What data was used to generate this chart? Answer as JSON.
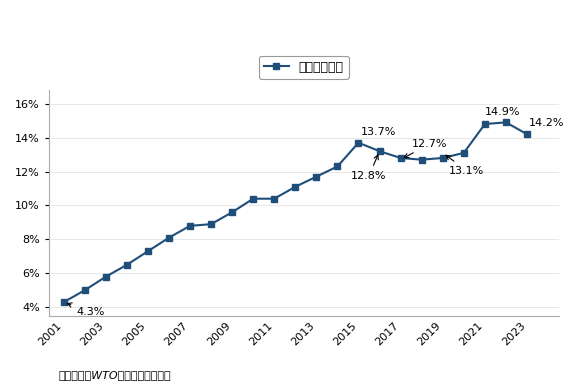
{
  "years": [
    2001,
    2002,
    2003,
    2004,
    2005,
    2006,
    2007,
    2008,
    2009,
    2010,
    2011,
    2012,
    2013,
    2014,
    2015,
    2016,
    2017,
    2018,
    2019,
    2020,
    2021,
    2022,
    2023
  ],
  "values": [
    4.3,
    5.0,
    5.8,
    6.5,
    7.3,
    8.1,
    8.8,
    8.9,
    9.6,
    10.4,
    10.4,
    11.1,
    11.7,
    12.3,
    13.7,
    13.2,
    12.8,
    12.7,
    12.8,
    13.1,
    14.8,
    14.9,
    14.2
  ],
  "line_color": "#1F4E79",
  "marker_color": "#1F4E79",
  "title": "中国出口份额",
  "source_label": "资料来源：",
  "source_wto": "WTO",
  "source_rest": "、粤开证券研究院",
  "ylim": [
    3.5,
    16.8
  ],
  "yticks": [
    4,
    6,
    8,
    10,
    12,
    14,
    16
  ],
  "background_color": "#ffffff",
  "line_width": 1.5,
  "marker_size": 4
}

++++++++++

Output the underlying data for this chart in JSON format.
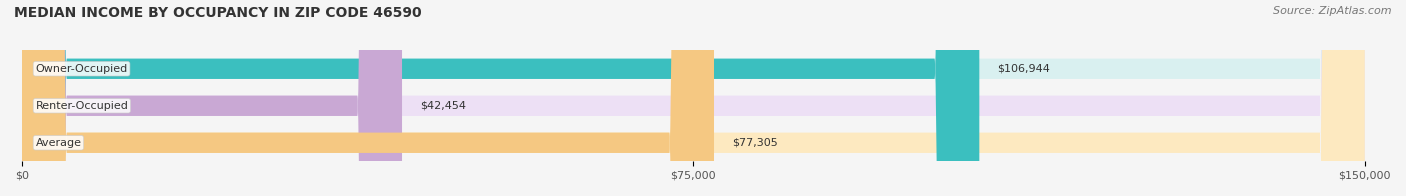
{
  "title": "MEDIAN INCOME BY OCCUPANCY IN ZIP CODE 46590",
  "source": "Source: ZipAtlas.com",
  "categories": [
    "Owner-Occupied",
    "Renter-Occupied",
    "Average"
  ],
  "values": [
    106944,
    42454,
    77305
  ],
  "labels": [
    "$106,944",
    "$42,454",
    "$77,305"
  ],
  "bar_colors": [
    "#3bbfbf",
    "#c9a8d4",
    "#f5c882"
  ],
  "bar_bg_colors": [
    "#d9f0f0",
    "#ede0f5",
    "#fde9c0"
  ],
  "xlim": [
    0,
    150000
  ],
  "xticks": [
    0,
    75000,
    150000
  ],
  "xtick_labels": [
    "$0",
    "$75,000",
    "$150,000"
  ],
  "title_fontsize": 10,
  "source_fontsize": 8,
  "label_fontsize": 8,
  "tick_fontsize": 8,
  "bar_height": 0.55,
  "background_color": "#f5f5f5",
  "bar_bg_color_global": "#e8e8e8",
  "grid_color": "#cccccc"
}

++++++++++

• [PROBLEM DESCRIPTION]: Gather every line from the entries above where the word "this" appears, and copy them.

• [OUTPUT OF THE EXERCISE]:
What data was used to generate this chart? Answer as JSON.
Output the underlying data for this chart in JSON format.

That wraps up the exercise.